╭─ TASK INPUTS

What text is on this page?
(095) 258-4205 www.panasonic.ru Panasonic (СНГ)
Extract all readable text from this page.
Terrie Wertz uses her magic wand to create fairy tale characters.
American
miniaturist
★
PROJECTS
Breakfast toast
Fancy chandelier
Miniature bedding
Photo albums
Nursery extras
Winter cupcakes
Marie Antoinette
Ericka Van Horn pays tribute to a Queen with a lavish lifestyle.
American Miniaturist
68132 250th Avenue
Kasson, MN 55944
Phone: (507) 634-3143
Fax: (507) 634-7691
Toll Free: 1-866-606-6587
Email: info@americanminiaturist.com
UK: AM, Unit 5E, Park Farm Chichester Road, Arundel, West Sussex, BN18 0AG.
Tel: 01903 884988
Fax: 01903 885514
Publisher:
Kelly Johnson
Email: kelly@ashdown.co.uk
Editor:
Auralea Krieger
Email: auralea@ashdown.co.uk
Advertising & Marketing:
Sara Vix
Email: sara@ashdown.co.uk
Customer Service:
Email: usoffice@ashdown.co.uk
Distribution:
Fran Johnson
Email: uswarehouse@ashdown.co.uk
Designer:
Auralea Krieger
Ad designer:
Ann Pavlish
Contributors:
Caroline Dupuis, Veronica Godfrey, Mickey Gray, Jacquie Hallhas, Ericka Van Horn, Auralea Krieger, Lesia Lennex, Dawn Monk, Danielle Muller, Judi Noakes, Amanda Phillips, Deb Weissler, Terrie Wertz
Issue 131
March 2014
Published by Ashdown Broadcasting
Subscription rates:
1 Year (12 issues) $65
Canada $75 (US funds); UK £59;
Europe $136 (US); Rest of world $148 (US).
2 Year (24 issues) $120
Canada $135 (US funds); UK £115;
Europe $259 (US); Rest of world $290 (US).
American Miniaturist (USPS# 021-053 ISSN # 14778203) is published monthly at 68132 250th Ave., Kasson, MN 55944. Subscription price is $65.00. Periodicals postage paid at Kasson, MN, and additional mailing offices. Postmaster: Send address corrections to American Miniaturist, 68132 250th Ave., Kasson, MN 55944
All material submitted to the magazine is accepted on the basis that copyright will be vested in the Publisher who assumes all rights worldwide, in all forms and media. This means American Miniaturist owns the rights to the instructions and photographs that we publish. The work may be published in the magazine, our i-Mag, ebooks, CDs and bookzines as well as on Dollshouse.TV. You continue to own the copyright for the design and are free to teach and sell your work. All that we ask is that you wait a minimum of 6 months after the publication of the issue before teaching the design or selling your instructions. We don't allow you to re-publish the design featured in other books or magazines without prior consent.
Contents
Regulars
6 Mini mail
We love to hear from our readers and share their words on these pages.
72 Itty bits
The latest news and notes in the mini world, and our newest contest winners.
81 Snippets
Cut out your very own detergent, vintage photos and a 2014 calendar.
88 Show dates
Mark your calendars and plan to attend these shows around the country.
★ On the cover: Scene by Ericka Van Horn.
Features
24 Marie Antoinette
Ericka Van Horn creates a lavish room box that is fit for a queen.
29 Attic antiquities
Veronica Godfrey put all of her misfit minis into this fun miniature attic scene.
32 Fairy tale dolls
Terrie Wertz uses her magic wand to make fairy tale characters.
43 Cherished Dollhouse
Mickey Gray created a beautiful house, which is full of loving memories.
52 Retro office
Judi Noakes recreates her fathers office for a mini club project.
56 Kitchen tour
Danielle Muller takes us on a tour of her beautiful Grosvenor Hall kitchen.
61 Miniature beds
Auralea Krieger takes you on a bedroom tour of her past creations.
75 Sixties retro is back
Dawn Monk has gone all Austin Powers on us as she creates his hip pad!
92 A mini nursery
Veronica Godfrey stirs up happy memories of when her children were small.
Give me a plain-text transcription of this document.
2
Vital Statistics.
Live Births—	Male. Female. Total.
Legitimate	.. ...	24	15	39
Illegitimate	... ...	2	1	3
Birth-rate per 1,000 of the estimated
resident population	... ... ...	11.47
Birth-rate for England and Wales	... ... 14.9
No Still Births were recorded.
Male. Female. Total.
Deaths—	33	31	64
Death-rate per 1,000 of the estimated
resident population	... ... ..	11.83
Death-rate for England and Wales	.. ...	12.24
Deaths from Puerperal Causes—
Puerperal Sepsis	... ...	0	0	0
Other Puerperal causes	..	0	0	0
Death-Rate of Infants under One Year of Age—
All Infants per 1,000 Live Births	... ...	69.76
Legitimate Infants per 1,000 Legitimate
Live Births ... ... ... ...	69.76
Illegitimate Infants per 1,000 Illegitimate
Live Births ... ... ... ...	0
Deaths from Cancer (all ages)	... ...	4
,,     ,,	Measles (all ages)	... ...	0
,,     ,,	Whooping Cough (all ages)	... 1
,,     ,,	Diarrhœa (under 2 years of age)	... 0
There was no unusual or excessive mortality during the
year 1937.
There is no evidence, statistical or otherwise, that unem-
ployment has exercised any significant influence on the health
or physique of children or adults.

╰─

Word for word, restate all of the data shown above.

What text is on this page?
(095) 258-4205 www.panasonic.ru Panasonic (СНГ)
Extract all readable text from this page.
Terrie Wertz uses her magic wand to create fairy tale characters.
American
miniaturist
★
PROJECTS
Breakfast toast
Fancy chandelier
Miniature bedding
Photo albums
Nursery extras
Winter cupcakes
Marie Antoinette
Ericka Van Horn pays tribute to a Queen with a lavish lifestyle.
American Miniaturist
68132 250th Avenue
Kasson, MN 55944
Phone: (507) 634-3143
Fax: (507) 634-7691
Toll Free: 1-866-606-6587
Email: info@americanminiaturist.com
UK: AM, Unit 5E, Park Farm Chichester Road, Arundel, West Sussex, BN18 0AG.
Tel: 01903 884988
Fax: 01903 885514
Publisher:
Kelly Johnson
Email: kelly@ashdown.co.uk
Editor:
Auralea Krieger
Email: auralea@ashdown.co.uk
Advertising & Marketing:
Sara Vix
Email: sara@ashdown.co.uk
Customer Service:
Email: usoffice@ashdown.co.uk
Distribution:
Fran Johnson
Email: uswarehouse@ashdown.co.uk
Designer:
Auralea Krieger
Ad designer:
Ann Pavlish
Contributors:
Caroline Dupuis, Veronica Godfrey, Mickey Gray, Jacquie Hallhas, Ericka Van Horn, Auralea Krieger, Lesia Lennex, Dawn Monk, Danielle Muller, Judi Noakes, Amanda Phillips, Deb Weissler, Terrie Wertz
Issue 131
March 2014
Published by Ashdown Broadcasting
Subscription rates:
1 Year (12 issues) $65
Canada $75 (US funds); UK £59;
Europe $136 (US); Rest of world $148 (US).
2 Year (24 issues) $120
Canada $135 (US funds); UK £115;
Europe $259 (US); Rest of world $290 (US).
American Miniaturist (USPS# 021-053 ISSN # 14778203) is published monthly at 68132 250th Ave., Kasson, MN 55944. Subscription price is $65.00. Periodicals postage paid at Kasson, MN, and additional mailing offices. Postmaster: Send address corrections to American Miniaturist, 68132 250th Ave., Kasson, MN 55944
All material submitted to the magazine is accepted on the basis that copyright will be vested in the Publisher who assumes all rights worldwide, in all forms and media. This means American Miniaturist owns the rights to the instructions and photographs that we publish. The work may be published in the magazine, our i-Mag, ebooks, CDs and bookzines as well as on Dollshouse.TV. You continue to own the copyright for the design and are free to teach and sell your work. All that we ask is that you wait a minimum of 6 months after the publication of the issue before teaching the design or selling your instructions. We don't allow you to re-publish the design featured in other books or magazines without prior consent.
Contents
Regulars
6 Mini mail
We love to hear from our readers and share their words on these pages.
72 Itty bits
The latest news and notes in the mini world, and our newest contest winners.
81 Snippets
Cut out your very own detergent, vintage photos and a 2014 calendar.
88 Show dates
Mark your calendars and plan to attend these shows around the country.
★ On the cover: Scene by Ericka Van Horn.
Features
24 Marie Antoinette
Ericka Van Horn creates a lavish room box that is fit for a queen.
29 Attic antiquities
Veronica Godfrey put all of her misfit minis into this fun miniature attic scene.
32 Fairy tale dolls
Terrie Wertz uses her magic wand to make fairy tale characters.
43 Cherished Dollhouse
Mickey Gray created a beautiful house, which is full of loving memories.
52 Retro office
Judi Noakes recreates her fathers office for a mini club project.
56 Kitchen tour
Danielle Muller takes us on a tour of her beautiful Grosvenor Hall kitchen.
61 Miniature beds
Auralea Krieger takes you on a bedroom tour of her past creations.
75 Sixties retro is back
Dawn Monk has gone all Austin Powers on us as she creates his hip pad!
92 A mini nursery
Veronica Godfrey stirs up happy memories of when her children were small.
Give me a plain-text transcription of this document.
2
Vital Statistics.
Live Births—	Male. Female. Total.
Legitimate	.. ...	24	15	39
Illegitimate	... ...	2	1	3
Birth-rate per 1,000 of the estimated
resident population	... ... ...	11.47
Birth-rate for England and Wales	... ... 14.9
No Still Births were recorded.
Male. Female. Total.
Deaths—	33	31	64
Death-rate per 1,000 of the estimated
resident population	... ... ..	11.83
Death-rate for England and Wales	.. ...	12.24
Deaths from Puerperal Causes—
Puerperal Sepsis	... ...	0	0	0
Other Puerperal causes	..	0	0	0
Death-Rate of Infants under One Year of Age—
All Infants per 1,000 Live Births	... ...	69.76
Legitimate Infants per 1,000 Legitimate
Live Births ... ... ... ...	69.76
Illegitimate Infants per 1,000 Illegitimate
Live Births ... ... ... ...	0
Deaths from Cancer (all ages)	... ...	4
,,     ,,	Measles (all ages)	... ...	0
,,     ,,	Whooping Cough (all ages)	... 1
,,     ,,	Diarrhœa (under 2 years of age)	... 0
There was no unusual or excessive mortality during the
year 1937.
There is no evidence, statistical or otherwise, that unem-
ployment has exercised any significant influence on the health
or physique of children or adults.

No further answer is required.